BEGIN SUPPLIED DATA
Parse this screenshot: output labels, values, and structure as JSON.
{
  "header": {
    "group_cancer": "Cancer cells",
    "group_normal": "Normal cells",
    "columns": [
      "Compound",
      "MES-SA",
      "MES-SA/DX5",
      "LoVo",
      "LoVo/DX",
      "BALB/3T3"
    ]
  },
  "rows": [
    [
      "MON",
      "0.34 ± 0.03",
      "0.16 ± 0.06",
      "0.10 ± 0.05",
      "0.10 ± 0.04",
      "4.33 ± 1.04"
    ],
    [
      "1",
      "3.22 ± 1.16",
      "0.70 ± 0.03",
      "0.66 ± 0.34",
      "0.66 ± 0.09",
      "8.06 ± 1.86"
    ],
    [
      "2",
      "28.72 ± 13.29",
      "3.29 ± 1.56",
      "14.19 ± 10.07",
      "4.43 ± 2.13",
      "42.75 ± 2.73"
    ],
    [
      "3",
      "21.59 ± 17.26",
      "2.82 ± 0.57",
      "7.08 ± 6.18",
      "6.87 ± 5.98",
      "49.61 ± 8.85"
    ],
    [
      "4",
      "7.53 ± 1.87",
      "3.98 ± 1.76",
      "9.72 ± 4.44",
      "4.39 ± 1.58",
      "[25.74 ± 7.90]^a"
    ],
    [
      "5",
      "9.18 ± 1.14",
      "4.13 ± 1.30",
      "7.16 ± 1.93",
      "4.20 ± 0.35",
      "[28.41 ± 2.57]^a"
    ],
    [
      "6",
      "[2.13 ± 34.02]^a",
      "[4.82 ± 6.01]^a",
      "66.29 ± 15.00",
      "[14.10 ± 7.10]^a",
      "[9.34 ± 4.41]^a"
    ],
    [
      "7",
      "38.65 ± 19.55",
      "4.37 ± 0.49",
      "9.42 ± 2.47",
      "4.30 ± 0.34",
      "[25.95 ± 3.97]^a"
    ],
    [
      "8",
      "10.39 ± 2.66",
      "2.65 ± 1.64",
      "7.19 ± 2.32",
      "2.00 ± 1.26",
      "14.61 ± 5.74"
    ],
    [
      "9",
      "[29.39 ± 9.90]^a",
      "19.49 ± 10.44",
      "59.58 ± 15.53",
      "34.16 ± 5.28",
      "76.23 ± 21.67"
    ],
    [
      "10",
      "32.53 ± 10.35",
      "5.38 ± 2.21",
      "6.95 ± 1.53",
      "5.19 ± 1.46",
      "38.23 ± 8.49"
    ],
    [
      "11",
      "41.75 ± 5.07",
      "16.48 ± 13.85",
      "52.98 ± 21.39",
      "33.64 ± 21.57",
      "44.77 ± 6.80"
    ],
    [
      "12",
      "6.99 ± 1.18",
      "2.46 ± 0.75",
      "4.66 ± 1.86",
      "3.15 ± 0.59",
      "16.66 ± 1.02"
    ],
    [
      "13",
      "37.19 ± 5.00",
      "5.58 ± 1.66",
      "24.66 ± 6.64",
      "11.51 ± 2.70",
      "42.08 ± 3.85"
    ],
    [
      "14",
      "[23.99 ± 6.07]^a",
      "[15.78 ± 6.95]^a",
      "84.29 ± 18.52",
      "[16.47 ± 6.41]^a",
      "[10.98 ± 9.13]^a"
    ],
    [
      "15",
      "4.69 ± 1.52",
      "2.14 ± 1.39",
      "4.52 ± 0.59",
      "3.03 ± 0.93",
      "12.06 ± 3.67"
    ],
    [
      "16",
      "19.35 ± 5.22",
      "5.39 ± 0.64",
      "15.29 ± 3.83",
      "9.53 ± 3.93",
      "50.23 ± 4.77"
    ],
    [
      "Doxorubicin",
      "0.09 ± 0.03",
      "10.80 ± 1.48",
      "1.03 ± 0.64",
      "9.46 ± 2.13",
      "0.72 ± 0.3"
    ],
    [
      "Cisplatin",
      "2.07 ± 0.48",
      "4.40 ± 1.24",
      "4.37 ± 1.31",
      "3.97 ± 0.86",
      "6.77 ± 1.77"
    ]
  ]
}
END SUPPLIED DATA
▶ _WORK REQUEST_: Could every record be printed again exactly as it reads?

▶ _EXERCISE OUTPUT_:
Parse this screenshot: output labels, values, and structure as JSON.
{
  "header": {
    "group_cancer": "Cancer cells",
    "group_normal": "Normal cells",
    "columns": [
      "Compound",
      "MES-SA",
      "MES-SA/DX5",
      "LoVo",
      "LoVo/DX",
      "BALB/3T3"
    ]
  },
  "rows": [
    [
      "MON",
      "0.34 ± 0.03",
      "0.16 ± 0.06",
      "0.10 ± 0.05",
      "0.10 ± 0.04",
      "4.33 ± 1.04"
    ],
    [
      "1",
      "3.22 ± 1.16",
      "0.70 ± 0.03",
      "0.66 ± 0.34",
      "0.66 ± 0.09",
      "8.06 ± 1.86"
    ],
    [
      "2",
      "28.72 ± 13.29",
      "3.29 ± 1.56",
      "14.19 ± 10.07",
      "4.43 ± 2.13",
      "42.75 ± 2.73"
    ],
    [
      "3",
      "21.59 ± 17.26",
      "2.82 ± 0.57",
      "7.08 ± 6.18",
      "6.87 ± 5.98",
      "49.61 ± 8.85"
    ],
    [
      "4",
      "7.53 ± 1.87",
      "3.98 ± 1.76",
      "9.72 ± 4.44",
      "4.39 ± 1.58",
      "[25.74 ± 7.90]^a"
    ],
    [
      "5",
      "9.18 ± 1.14",
      "4.13 ± 1.30",
      "7.16 ± 1.93",
      "4.20 ± 0.35",
      "[28.41 ± 2.57]^a"
    ],
    [
      "6",
      "[2.13 ± 34.02]^a",
      "[4.82 ± 6.01]^a",
      "66.29 ± 15.00",
      "[14.10 ± 7.10]^a",
      "[9.34 ± 4.41]^a"
    ],
    [
      "7",
      "38.65 ± 19.55",
      "4.37 ± 0.49",
      "9.42 ± 2.47",
      "4.30 ± 0.34",
      "[25.95 ± 3.97]^a"
    ],
    [
      "8",
      "10.39 ± 2.66",
      "2.65 ± 1.64",
      "7.19 ± 2.32",
      "2.00 ± 1.26",
      "14.61 ± 5.74"
    ],
    [
      "9",
      "[29.39 ± 9.90]^a",
      "19.49 ± 10.44",
      "59.58 ± 15.53",
      "34.16 ± 5.28",
      "76.23 ± 21.67"
    ],
    [
      "10",
      "32.53 ± 10.35",
      "5.38 ± 2.21",
      "6.95 ± 1.53",
      "5.19 ± 1.46",
      "38.23 ± 8.49"
    ],
    [
      "11",
      "41.75 ± 5.07",
      "16.48 ± 13.85",
      "52.98 ± 21.39",
      "33.64 ± 21.57",
      "44.77 ± 6.80"
    ],
    [
      "12",
      "6.99 ± 1.18",
      "2.46 ± 0.75",
      "4.66 ± 1.86",
      "3.15 ± 0.59",
      "16.66 ± 1.02"
    ],
    [
      "13",
      "37.19 ± 5.00",
      "5.58 ± 1.66",
      "24.66 ± 6.64",
      "11.51 ± 2.70",
      "42.08 ± 3.85"
    ],
    [
      "14",
      "[23.99 ± 6.07]^a",
      "[15.78 ± 6.95]^a",
      "84.29 ± 18.52",
      "[16.47 ± 6.41]^a",
      "[10.98 ± 9.13]^a"
    ],
    [
      "15",
      "4.69 ± 1.52",
      "2.14 ± 1.39",
      "4.52 ± 0.59",
      "3.03 ± 0.93",
      "12.06 ± 3.67"
    ],
    [
      "16",
      "19.35 ± 5.22",
      "5.39 ± 0.64",
      "15.29 ± 3.83",
      "9.53 ± 3.93",
      "50.23 ± 4.77"
    ],
    [
      "Doxorubicin",
      "0.09 ± 0.03",
      "10.80 ± 1.48",
      "1.03 ± 0.64",
      "9.46 ± 2.13",
      "0.72 ± 0.3"
    ],
    [
      "Cisplatin",
      "2.07 ± 0.48",
      "4.40 ± 1.24",
      "4.37 ± 1.31",
      "3.97 ± 0.86",
      "6.77 ± 1.77"
    ]
  ]
}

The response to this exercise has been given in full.